Give the listing again in full, exactly as written.

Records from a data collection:
:::
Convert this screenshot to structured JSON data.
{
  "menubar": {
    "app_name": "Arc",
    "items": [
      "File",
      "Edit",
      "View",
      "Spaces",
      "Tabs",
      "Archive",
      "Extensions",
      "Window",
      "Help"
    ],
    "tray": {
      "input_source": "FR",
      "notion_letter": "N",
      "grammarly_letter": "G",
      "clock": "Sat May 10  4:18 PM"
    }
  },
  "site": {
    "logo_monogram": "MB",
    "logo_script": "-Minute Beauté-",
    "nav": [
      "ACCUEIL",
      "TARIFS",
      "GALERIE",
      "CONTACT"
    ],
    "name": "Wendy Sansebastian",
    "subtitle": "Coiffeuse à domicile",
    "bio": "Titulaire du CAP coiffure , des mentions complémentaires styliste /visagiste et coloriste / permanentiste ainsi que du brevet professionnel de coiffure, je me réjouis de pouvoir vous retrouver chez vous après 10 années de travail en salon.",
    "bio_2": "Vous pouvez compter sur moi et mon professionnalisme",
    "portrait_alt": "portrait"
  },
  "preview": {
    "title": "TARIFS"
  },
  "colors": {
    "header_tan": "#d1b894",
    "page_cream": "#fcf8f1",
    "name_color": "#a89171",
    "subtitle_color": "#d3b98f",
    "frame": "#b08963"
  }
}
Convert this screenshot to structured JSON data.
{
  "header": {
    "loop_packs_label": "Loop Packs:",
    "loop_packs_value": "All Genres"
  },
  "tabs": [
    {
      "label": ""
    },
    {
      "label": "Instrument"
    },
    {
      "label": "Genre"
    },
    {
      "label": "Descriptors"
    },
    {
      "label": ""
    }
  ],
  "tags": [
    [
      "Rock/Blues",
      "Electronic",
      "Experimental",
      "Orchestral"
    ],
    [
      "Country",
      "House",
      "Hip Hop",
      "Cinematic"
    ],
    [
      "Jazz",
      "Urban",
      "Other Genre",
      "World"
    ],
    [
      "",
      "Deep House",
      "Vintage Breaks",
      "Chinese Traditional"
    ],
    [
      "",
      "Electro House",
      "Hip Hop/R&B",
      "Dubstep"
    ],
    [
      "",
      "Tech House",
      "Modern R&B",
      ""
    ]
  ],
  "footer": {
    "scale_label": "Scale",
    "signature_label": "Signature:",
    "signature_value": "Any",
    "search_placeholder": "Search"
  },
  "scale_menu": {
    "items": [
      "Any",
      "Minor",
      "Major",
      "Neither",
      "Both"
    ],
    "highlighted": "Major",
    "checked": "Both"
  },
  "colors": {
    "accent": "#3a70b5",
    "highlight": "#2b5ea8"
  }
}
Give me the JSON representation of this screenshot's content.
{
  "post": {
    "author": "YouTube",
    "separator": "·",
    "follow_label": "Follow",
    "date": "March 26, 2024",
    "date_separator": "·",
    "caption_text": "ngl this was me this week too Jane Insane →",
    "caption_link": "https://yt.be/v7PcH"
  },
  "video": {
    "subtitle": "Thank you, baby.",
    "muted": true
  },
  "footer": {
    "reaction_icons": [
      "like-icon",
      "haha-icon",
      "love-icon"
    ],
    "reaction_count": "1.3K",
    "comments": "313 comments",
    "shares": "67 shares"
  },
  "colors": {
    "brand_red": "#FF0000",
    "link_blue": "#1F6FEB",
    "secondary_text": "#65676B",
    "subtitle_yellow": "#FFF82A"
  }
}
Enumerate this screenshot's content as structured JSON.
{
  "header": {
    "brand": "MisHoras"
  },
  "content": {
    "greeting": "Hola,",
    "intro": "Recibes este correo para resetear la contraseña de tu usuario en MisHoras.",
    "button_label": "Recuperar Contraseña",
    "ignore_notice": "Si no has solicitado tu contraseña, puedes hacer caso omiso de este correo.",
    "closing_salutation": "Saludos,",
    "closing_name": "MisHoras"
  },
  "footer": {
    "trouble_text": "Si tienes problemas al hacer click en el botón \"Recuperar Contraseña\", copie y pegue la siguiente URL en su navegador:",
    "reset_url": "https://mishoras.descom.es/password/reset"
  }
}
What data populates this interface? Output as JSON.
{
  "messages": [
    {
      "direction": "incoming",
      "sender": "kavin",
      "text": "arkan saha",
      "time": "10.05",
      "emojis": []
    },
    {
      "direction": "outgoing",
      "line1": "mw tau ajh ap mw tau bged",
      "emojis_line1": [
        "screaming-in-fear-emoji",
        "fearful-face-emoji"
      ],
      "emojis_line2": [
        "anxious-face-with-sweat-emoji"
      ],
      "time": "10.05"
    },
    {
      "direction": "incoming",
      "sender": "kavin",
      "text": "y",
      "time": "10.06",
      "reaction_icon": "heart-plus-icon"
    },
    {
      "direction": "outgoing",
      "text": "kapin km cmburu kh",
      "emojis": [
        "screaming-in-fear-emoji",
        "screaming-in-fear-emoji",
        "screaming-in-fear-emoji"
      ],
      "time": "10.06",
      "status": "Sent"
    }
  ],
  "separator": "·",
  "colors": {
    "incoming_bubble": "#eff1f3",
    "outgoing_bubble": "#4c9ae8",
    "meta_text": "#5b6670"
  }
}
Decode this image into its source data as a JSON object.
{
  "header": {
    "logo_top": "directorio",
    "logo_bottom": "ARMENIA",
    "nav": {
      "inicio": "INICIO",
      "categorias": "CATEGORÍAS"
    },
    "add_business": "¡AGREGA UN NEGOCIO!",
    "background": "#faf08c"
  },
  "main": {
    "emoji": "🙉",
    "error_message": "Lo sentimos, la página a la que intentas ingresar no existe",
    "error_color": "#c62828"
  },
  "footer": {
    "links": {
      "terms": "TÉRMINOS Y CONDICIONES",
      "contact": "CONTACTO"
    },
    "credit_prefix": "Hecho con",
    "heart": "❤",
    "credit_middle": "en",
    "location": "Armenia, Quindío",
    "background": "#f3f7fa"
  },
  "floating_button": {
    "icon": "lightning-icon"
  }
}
:::
• WRITTEN REPLY
Convert this screenshot to structured JSON data.
{
  "menubar": {
    "app_name": "Arc",
    "items": [
      "File",
      "Edit",
      "View",
      "Spaces",
      "Tabs",
      "Archive",
      "Extensions",
      "Window",
      "Help"
    ],
    "tray": {
      "input_source": "FR",
      "notion_letter": "N",
      "grammarly_letter": "G",
      "clock": "Sat May 10  4:18 PM"
    }
  },
  "site": {
    "logo_monogram": "MB",
    "logo_script": "-Minute Beauté-",
    "nav": [
      "ACCUEIL",
      "TARIFS",
      "GALERIE",
      "CONTACT"
    ],
    "name": "Wendy Sansebastian",
    "subtitle": "Coiffeuse à domicile",
    "bio": "Titulaire du CAP coiffure , des mentions complémentaires styliste /visagiste et coloriste / permanentiste ainsi que du brevet professionnel de coiffure, je me réjouis de pouvoir vous retrouver chez vous après 10 années de travail en salon.",
    "bio_2": "Vous pouvez compter sur moi et mon professionnalisme",
    "portrait_alt": "portrait"
  },
  "preview": {
    "title": "TARIFS"
  },
  "colors": {
    "header_tan": "#d1b894",
    "page_cream": "#fcf8f1",
    "name_color": "#a89171",
    "subtitle_color": "#d3b98f",
    "frame": "#b08963"
  }
}
Convert this screenshot to structured JSON data.
{
  "header": {
    "loop_packs_label": "Loop Packs:",
    "loop_packs_value": "All Genres"
  },
  "tabs": [
    {
      "label": ""
    },
    {
      "label": "Instrument"
    },
    {
      "label": "Genre"
    },
    {
      "label": "Descriptors"
    },
    {
      "label": ""
    }
  ],
  "tags": [
    [
      "Rock/Blues",
      "Electronic",
      "Experimental",
      "Orchestral"
    ],
    [
      "Country",
      "House",
      "Hip Hop",
      "Cinematic"
    ],
    [
      "Jazz",
      "Urban",
      "Other Genre",
      "World"
    ],
    [
      "",
      "Deep House",
      "Vintage Breaks",
      "Chinese Traditional"
    ],
    [
      "",
      "Electro House",
      "Hip Hop/R&B",
      "Dubstep"
    ],
    [
      "",
      "Tech House",
      "Modern R&B",
      ""
    ]
  ],
  "footer": {
    "scale_label": "Scale",
    "signature_label": "Signature:",
    "signature_value": "Any",
    "search_placeholder": "Search"
  },
  "scale_menu": {
    "items": [
      "Any",
      "Minor",
      "Major",
      "Neither",
      "Both"
    ],
    "highlighted": "Major",
    "checked": "Both"
  },
  "colors": {
    "accent": "#3a70b5",
    "highlight": "#2b5ea8"
  }
}
Give me the JSON representation of this screenshot's content.
{
  "post": {
    "author": "YouTube",
    "separator": "·",
    "follow_label": "Follow",
    "date": "March 26, 2024",
    "date_separator": "·",
    "caption_text": "ngl this was me this week too Jane Insane →",
    "caption_link": "https://yt.be/v7PcH"
  },
  "video": {
    "subtitle": "Thank you, baby.",
    "muted": true
  },
  "footer": {
    "reaction_icons": [
      "like-icon",
      "haha-icon",
      "love-icon"
    ],
    "reaction_count": "1.3K",
    "comments": "313 comments",
    "shares": "67 shares"
  },
  "colors": {
    "brand_red": "#FF0000",
    "link_blue": "#1F6FEB",
    "secondary_text": "#65676B",
    "subtitle_yellow": "#FFF82A"
  }
}
Enumerate this screenshot's content as structured JSON.
{
  "header": {
    "brand": "MisHoras"
  },
  "content": {
    "greeting": "Hola,",
    "intro": "Recibes este correo para resetear la contraseña de tu usuario en MisHoras.",
    "button_label": "Recuperar Contraseña",
    "ignore_notice": "Si no has solicitado tu contraseña, puedes hacer caso omiso de este correo.",
    "closing_salutation": "Saludos,",
    "closing_name": "MisHoras"
  },
  "footer": {
    "trouble_text": "Si tienes problemas al hacer click en el botón \"Recuperar Contraseña\", copie y pegue la siguiente URL en su navegador:",
    "reset_url": "https://mishoras.descom.es/password/reset"
  }
}
What data populates this interface? Output as JSON.
{
  "messages": [
    {
      "direction": "incoming",
      "sender": "kavin",
      "text": "arkan saha",
      "time": "10.05",
      "emojis": []
    },
    {
      "direction": "outgoing",
      "line1": "mw tau ajh ap mw tau bged",
      "emojis_line1": [
        "screaming-in-fear-emoji",
        "fearful-face-emoji"
      ],
      "emojis_line2": [
        "anxious-face-with-sweat-emoji"
      ],
      "time": "10.05"
    },
    {
      "direction": "incoming",
      "sender": "kavin",
      "text": "y",
      "time": "10.06",
      "reaction_icon": "heart-plus-icon"
    },
    {
      "direction": "outgoing",
      "text": "kapin km cmburu kh",
      "emojis": [
        "screaming-in-fear-emoji",
        "screaming-in-fear-emoji",
        "screaming-in-fear-emoji"
      ],
      "time": "10.06",
      "status": "Sent"
    }
  ],
  "separator": "·",
  "colors": {
    "incoming_bubble": "#eff1f3",
    "outgoing_bubble": "#4c9ae8",
    "meta_text": "#5b6670"
  }
}
Decode this image into its source data as a JSON object.
{
  "header": {
    "logo_top": "directorio",
    "logo_bottom": "ARMENIA",
    "nav": {
      "inicio": "INICIO",
      "categorias": "CATEGORÍAS"
    },
    "add_business": "¡AGREGA UN NEGOCIO!",
    "background": "#faf08c"
  },
  "main": {
    "emoji": "🙉",
    "error_message": "Lo sentimos, la página a la que intentas ingresar no existe",
    "error_color": "#c62828"
  },
  "footer": {
    "links": {
      "terms": "TÉRMINOS Y CONDICIONES",
      "contact": "CONTACTO"
    },
    "credit_prefix": "Hecho con",
    "heart": "❤",
    "credit_middle": "en",
    "location": "Armenia, Quindío",
    "background": "#f3f7fa"
  },
  "floating_button": {
    "icon": "lightning-icon"
  }
}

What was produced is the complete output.